- Data entries -
□ □ □ □ □

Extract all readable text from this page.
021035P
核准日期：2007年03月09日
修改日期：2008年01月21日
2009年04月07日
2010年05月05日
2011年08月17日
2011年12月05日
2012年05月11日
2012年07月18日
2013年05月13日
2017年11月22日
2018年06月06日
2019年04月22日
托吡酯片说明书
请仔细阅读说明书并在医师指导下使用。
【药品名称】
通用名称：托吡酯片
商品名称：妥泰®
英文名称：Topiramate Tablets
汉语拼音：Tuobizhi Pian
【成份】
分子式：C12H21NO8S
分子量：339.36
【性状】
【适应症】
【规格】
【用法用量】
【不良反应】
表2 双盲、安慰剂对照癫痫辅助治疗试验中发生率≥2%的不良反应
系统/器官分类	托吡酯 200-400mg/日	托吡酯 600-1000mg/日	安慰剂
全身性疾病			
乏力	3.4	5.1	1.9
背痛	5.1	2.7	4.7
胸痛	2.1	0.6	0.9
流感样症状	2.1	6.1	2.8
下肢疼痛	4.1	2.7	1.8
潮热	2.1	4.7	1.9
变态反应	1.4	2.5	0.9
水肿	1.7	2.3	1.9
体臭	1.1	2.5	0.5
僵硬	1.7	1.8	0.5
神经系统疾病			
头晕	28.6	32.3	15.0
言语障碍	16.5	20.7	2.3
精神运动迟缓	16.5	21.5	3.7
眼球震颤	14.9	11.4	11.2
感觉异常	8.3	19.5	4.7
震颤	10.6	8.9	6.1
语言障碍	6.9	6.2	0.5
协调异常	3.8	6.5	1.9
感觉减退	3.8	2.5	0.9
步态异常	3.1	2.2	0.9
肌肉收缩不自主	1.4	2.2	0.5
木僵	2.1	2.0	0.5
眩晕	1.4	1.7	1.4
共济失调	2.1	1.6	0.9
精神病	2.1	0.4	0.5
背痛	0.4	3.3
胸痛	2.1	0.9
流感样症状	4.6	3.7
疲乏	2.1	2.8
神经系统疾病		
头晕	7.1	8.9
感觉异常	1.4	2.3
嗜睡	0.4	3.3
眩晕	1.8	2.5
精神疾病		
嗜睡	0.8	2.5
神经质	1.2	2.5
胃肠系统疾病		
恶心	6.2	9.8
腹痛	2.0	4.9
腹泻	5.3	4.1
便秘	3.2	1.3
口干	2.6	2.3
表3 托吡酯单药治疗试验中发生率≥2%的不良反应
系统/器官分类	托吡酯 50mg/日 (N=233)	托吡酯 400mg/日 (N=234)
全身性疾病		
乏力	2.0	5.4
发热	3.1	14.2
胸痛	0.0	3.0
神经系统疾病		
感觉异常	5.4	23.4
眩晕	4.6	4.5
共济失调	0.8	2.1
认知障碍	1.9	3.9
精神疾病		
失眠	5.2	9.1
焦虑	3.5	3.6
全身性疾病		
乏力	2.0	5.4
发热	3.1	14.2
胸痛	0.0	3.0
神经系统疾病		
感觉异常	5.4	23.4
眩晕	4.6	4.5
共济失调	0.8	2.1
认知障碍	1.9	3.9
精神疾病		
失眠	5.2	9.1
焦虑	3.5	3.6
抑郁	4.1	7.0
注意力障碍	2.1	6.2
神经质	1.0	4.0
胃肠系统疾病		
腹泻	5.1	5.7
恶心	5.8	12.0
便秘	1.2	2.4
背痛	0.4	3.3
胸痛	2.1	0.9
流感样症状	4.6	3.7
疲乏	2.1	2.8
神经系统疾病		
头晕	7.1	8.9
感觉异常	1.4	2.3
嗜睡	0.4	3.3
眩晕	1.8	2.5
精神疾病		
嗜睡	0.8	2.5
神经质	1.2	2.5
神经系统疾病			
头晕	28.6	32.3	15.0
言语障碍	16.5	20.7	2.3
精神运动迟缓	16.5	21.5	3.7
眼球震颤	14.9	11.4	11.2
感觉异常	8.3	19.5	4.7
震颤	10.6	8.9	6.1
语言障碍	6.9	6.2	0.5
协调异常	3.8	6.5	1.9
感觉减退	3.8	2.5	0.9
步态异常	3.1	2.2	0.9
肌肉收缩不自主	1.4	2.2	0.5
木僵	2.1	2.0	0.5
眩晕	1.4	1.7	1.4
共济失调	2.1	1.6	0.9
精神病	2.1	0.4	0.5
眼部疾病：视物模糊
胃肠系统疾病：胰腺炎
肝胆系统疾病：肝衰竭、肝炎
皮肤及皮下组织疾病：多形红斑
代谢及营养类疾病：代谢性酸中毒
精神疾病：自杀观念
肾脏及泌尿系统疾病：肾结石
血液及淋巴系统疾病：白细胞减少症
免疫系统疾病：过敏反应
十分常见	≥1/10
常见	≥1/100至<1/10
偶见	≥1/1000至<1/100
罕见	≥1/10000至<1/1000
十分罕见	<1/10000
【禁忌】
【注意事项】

□ □ □ □ □

- Task to carry out -
Repeat every entry exactly as written above.

- Reply to the exercise -
Extract all readable text from this page.
021035P
核准日期：2007年03月09日
修改日期：2008年01月21日
2009年04月07日
2010年05月05日
2011年08月17日
2011年12月05日
2012年05月11日
2012年07月18日
2013年05月13日
2017年11月22日
2018年06月06日
2019年04月22日
托吡酯片说明书
请仔细阅读说明书并在医师指导下使用。
【药品名称】
通用名称：托吡酯片
商品名称：妥泰®
英文名称：Topiramate Tablets
汉语拼音：Tuobizhi Pian
【成份】
分子式：C12H21NO8S
分子量：339.36
【性状】
【适应症】
【规格】
【用法用量】
【不良反应】
表2 双盲、安慰剂对照癫痫辅助治疗试验中发生率≥2%的不良反应
系统/器官分类	托吡酯 200-400mg/日	托吡酯 600-1000mg/日	安慰剂
全身性疾病			
乏力	3.4	5.1	1.9
背痛	5.1	2.7	4.7
胸痛	2.1	0.6	0.9
流感样症状	2.1	6.1	2.8
下肢疼痛	4.1	2.7	1.8
潮热	2.1	4.7	1.9
变态反应	1.4	2.5	0.9
水肿	1.7	2.3	1.9
体臭	1.1	2.5	0.5
僵硬	1.7	1.8	0.5
神经系统疾病			
头晕	28.6	32.3	15.0
言语障碍	16.5	20.7	2.3
精神运动迟缓	16.5	21.5	3.7
眼球震颤	14.9	11.4	11.2
感觉异常	8.3	19.5	4.7
震颤	10.6	8.9	6.1
语言障碍	6.9	6.2	0.5
协调异常	3.8	6.5	1.9
感觉减退	3.8	2.5	0.9
步态异常	3.1	2.2	0.9
肌肉收缩不自主	1.4	2.2	0.5
木僵	2.1	2.0	0.5
眩晕	1.4	1.7	1.4
共济失调	2.1	1.6	0.9
精神病	2.1	0.4	0.5
背痛	0.4	3.3
胸痛	2.1	0.9
流感样症状	4.6	3.7
疲乏	2.1	2.8
神经系统疾病		
头晕	7.1	8.9
感觉异常	1.4	2.3
嗜睡	0.4	3.3
眩晕	1.8	2.5
精神疾病		
嗜睡	0.8	2.5
神经质	1.2	2.5
胃肠系统疾病		
恶心	6.2	9.8
腹痛	2.0	4.9
腹泻	5.3	4.1
便秘	3.2	1.3
口干	2.6	2.3
表3 托吡酯单药治疗试验中发生率≥2%的不良反应
系统/器官分类	托吡酯 50mg/日 (N=233)	托吡酯 400mg/日 (N=234)
全身性疾病		
乏力	2.0	5.4
发热	3.1	14.2
胸痛	0.0	3.0
神经系统疾病		
感觉异常	5.4	23.4
眩晕	4.6	4.5
共济失调	0.8	2.1
认知障碍	1.9	3.9
精神疾病		
失眠	5.2	9.1
焦虑	3.5	3.6
全身性疾病		
乏力	2.0	5.4
发热	3.1	14.2
胸痛	0.0	3.0
神经系统疾病		
感觉异常	5.4	23.4
眩晕	4.6	4.5
共济失调	0.8	2.1
认知障碍	1.9	3.9
精神疾病		
失眠	5.2	9.1
焦虑	3.5	3.6
抑郁	4.1	7.0
注意力障碍	2.1	6.2
神经质	1.0	4.0
胃肠系统疾病		
腹泻	5.1	5.7
恶心	5.8	12.0
便秘	1.2	2.4
背痛	0.4	3.3
胸痛	2.1	0.9
流感样症状	4.6	3.7
疲乏	2.1	2.8
神经系统疾病		
头晕	7.1	8.9
感觉异常	1.4	2.3
嗜睡	0.4	3.3
眩晕	1.8	2.5
精神疾病		
嗜睡	0.8	2.5
神经质	1.2	2.5
神经系统疾病			
头晕	28.6	32.3	15.0
言语障碍	16.5	20.7	2.3
精神运动迟缓	16.5	21.5	3.7
眼球震颤	14.9	11.4	11.2
感觉异常	8.3	19.5	4.7
震颤	10.6	8.9	6.1
语言障碍	6.9	6.2	0.5
协调异常	3.8	6.5	1.9
感觉减退	3.8	2.5	0.9
步态异常	3.1	2.2	0.9
肌肉收缩不自主	1.4	2.2	0.5
木僵	2.1	2.0	0.5
眩晕	1.4	1.7	1.4
共济失调	2.1	1.6	0.9
精神病	2.1	0.4	0.5
眼部疾病：视物模糊
胃肠系统疾病：胰腺炎
肝胆系统疾病：肝衰竭、肝炎
皮肤及皮下组织疾病：多形红斑
代谢及营养类疾病：代谢性酸中毒
精神疾病：自杀观念
肾脏及泌尿系统疾病：肾结石
血液及淋巴系统疾病：白细胞减少症
免疫系统疾病：过敏反应
十分常见	≥1/10
常见	≥1/100至<1/10
偶见	≥1/1000至<1/100
罕见	≥1/10000至<1/1000
十分罕见	<1/10000
【禁忌】
【注意事项】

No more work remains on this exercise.